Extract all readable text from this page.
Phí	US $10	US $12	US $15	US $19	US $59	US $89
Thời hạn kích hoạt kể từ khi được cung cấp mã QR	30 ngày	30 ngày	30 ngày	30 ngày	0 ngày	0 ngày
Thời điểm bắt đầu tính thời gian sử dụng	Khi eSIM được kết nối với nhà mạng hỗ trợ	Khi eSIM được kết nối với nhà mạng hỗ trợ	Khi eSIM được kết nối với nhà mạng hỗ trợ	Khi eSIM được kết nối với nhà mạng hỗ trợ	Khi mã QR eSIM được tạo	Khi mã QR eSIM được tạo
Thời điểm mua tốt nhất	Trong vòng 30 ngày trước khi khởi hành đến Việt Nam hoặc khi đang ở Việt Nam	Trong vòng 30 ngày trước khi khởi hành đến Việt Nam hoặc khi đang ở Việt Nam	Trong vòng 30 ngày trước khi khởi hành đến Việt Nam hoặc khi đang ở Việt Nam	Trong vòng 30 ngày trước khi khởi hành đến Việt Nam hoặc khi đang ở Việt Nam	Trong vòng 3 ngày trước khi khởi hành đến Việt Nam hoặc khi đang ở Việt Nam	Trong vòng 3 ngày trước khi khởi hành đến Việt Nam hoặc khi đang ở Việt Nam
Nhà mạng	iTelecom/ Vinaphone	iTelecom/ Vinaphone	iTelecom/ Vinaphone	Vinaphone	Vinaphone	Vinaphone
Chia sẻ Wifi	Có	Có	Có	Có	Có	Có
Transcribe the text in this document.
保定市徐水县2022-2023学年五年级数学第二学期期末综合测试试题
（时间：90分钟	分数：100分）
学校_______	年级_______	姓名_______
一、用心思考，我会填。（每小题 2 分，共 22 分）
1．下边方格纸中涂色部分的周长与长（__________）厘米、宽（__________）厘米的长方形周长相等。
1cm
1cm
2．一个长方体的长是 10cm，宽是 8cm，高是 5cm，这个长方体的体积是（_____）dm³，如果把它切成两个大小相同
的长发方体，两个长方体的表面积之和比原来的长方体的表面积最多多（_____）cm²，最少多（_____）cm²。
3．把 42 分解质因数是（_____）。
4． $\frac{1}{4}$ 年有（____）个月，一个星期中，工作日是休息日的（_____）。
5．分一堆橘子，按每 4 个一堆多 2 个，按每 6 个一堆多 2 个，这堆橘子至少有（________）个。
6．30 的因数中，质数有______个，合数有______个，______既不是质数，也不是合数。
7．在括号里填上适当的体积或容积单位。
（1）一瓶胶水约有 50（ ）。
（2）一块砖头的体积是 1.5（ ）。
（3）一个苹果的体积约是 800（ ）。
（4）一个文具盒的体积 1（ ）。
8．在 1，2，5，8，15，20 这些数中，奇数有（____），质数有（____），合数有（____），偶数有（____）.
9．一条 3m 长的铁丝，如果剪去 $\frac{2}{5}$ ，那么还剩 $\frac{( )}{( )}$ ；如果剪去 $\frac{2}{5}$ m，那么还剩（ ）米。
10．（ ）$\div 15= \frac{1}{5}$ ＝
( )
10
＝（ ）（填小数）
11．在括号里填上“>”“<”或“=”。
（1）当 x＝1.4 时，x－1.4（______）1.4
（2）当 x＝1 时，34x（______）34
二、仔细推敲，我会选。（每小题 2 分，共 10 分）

▶ Directive
Output the entries verbatim.

▶ Worked solution
Extract all readable text from this page.
Phí	US $10	US $12	US $15	US $19	US $59	US $89
Thời hạn kích hoạt kể từ khi được cung cấp mã QR	30 ngày	30 ngày	30 ngày	30 ngày	0 ngày	0 ngày
Thời điểm bắt đầu tính thời gian sử dụng	Khi eSIM được kết nối với nhà mạng hỗ trợ	Khi eSIM được kết nối với nhà mạng hỗ trợ	Khi eSIM được kết nối với nhà mạng hỗ trợ	Khi eSIM được kết nối với nhà mạng hỗ trợ	Khi mã QR eSIM được tạo	Khi mã QR eSIM được tạo
Thời điểm mua tốt nhất	Trong vòng 30 ngày trước khi khởi hành đến Việt Nam hoặc khi đang ở Việt Nam	Trong vòng 30 ngày trước khi khởi hành đến Việt Nam hoặc khi đang ở Việt Nam	Trong vòng 30 ngày trước khi khởi hành đến Việt Nam hoặc khi đang ở Việt Nam	Trong vòng 30 ngày trước khi khởi hành đến Việt Nam hoặc khi đang ở Việt Nam	Trong vòng 3 ngày trước khi khởi hành đến Việt Nam hoặc khi đang ở Việt Nam	Trong vòng 3 ngày trước khi khởi hành đến Việt Nam hoặc khi đang ở Việt Nam
Nhà mạng	iTelecom/ Vinaphone	iTelecom/ Vinaphone	iTelecom/ Vinaphone	Vinaphone	Vinaphone	Vinaphone
Chia sẻ Wifi	Có	Có	Có	Có	Có	Có
Transcribe the text in this document.
保定市徐水县2022-2023学年五年级数学第二学期期末综合测试试题
（时间：90分钟	分数：100分）
学校_______	年级_______	姓名_______
一、用心思考，我会填。（每小题 2 分，共 22 分）
1．下边方格纸中涂色部分的周长与长（__________）厘米、宽（__________）厘米的长方形周长相等。
1cm
1cm
2．一个长方体的长是 10cm，宽是 8cm，高是 5cm，这个长方体的体积是（_____）dm³，如果把它切成两个大小相同
的长发方体，两个长方体的表面积之和比原来的长方体的表面积最多多（_____）cm²，最少多（_____）cm²。
3．把 42 分解质因数是（_____）。
4． $\frac{1}{4}$ 年有（____）个月，一个星期中，工作日是休息日的（_____）。
5．分一堆橘子，按每 4 个一堆多 2 个，按每 6 个一堆多 2 个，这堆橘子至少有（________）个。
6．30 的因数中，质数有______个，合数有______个，______既不是质数，也不是合数。
7．在括号里填上适当的体积或容积单位。
（1）一瓶胶水约有 50（ ）。
（2）一块砖头的体积是 1.5（ ）。
（3）一个苹果的体积约是 800（ ）。
（4）一个文具盒的体积 1（ ）。
8．在 1，2，5，8，15，20 这些数中，奇数有（____），质数有（____），合数有（____），偶数有（____）.
9．一条 3m 长的铁丝，如果剪去 $\frac{2}{5}$ ，那么还剩 $\frac{( )}{( )}$ ；如果剪去 $\frac{2}{5}$ m，那么还剩（ ）米。
10．（ ）$\div 15= \frac{1}{5}$ ＝
( )
10
＝（ ）（填小数）
11．在括号里填上“>”“<”或“=”。
（1）当 x＝1.4 时，x－1.4（______）1.4
（2）当 x＝1 时，34x（______）34
二、仔细推敲，我会选。（每小题 2 分，共 10 分）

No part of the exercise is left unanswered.